*TASK DESCRIPTION:* Please copy the listing below in its entirety, without alteration.
--- MATERIAL SUPPLIED Enclosed Below ---
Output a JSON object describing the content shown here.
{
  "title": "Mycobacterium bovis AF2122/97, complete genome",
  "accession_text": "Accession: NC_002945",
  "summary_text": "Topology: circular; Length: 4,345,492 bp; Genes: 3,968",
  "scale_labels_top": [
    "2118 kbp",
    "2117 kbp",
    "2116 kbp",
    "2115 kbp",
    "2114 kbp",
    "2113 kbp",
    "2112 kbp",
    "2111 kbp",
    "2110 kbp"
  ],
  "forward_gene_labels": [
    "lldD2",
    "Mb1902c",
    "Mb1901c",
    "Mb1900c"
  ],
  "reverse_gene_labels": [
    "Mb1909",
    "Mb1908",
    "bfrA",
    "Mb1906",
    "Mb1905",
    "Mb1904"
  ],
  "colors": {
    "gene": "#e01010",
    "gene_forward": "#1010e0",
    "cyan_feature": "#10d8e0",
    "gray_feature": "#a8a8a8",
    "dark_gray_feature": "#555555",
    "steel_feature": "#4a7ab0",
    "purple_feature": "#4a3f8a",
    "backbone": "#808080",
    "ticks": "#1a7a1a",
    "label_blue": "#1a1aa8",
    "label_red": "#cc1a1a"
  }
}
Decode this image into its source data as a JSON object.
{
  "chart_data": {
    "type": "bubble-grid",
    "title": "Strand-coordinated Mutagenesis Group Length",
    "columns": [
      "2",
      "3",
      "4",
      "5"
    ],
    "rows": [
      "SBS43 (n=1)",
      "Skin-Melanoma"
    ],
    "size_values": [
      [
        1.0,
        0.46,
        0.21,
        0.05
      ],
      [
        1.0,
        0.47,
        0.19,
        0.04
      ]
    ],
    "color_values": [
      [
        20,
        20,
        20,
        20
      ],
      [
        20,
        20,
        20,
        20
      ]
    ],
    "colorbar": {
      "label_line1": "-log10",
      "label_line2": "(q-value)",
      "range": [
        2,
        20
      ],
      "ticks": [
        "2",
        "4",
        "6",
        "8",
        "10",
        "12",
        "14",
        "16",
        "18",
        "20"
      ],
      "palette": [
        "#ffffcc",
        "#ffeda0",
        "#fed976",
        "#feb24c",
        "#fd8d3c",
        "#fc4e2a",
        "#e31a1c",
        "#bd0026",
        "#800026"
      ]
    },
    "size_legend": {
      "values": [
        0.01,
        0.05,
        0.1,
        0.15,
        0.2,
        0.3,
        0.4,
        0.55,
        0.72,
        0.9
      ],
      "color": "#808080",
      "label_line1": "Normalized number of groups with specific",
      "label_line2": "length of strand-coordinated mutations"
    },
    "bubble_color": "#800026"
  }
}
--- End of Enclosed MATERIAL SUPPLIED ---
*ANSWER SECTION:*
Output a JSON object describing the content shown here.
{
  "title": "Mycobacterium bovis AF2122/97, complete genome",
  "accession_text": "Accession: NC_002945",
  "summary_text": "Topology: circular; Length: 4,345,492 bp; Genes: 3,968",
  "scale_labels_top": [
    "2118 kbp",
    "2117 kbp",
    "2116 kbp",
    "2115 kbp",
    "2114 kbp",
    "2113 kbp",
    "2112 kbp",
    "2111 kbp",
    "2110 kbp"
  ],
  "forward_gene_labels": [
    "lldD2",
    "Mb1902c",
    "Mb1901c",
    "Mb1900c"
  ],
  "reverse_gene_labels": [
    "Mb1909",
    "Mb1908",
    "bfrA",
    "Mb1906",
    "Mb1905",
    "Mb1904"
  ],
  "colors": {
    "gene": "#e01010",
    "gene_forward": "#1010e0",
    "cyan_feature": "#10d8e0",
    "gray_feature": "#a8a8a8",
    "dark_gray_feature": "#555555",
    "steel_feature": "#4a7ab0",
    "purple_feature": "#4a3f8a",
    "backbone": "#808080",
    "ticks": "#1a7a1a",
    "label_blue": "#1a1aa8",
    "label_red": "#cc1a1a"
  }
}
Decode this image into its source data as a JSON object.
{
  "chart_data": {
    "type": "bubble-grid",
    "title": "Strand-coordinated Mutagenesis Group Length",
    "columns": [
      "2",
      "3",
      "4",
      "5"
    ],
    "rows": [
      "SBS43 (n=1)",
      "Skin-Melanoma"
    ],
    "size_values": [
      [
        1.0,
        0.46,
        0.21,
        0.05
      ],
      [
        1.0,
        0.47,
        0.19,
        0.04
      ]
    ],
    "color_values": [
      [
        20,
        20,
        20,
        20
      ],
      [
        20,
        20,
        20,
        20
      ]
    ],
    "colorbar": {
      "label_line1": "-log10",
      "label_line2": "(q-value)",
      "range": [
        2,
        20
      ],
      "ticks": [
        "2",
        "4",
        "6",
        "8",
        "10",
        "12",
        "14",
        "16",
        "18",
        "20"
      ],
      "palette": [
        "#ffffcc",
        "#ffeda0",
        "#fed976",
        "#feb24c",
        "#fd8d3c",
        "#fc4e2a",
        "#e31a1c",
        "#bd0026",
        "#800026"
      ]
    },
    "size_legend": {
      "values": [
        0.01,
        0.05,
        0.1,
        0.15,
        0.2,
        0.3,
        0.4,
        0.55,
        0.72,
        0.9
      ],
      "color": "#808080",
      "label_line1": "Normalized number of groups with specific",
      "label_line2": "length of strand-coordinated mutations"
    },
    "bubble_color": "#800026"
  }
}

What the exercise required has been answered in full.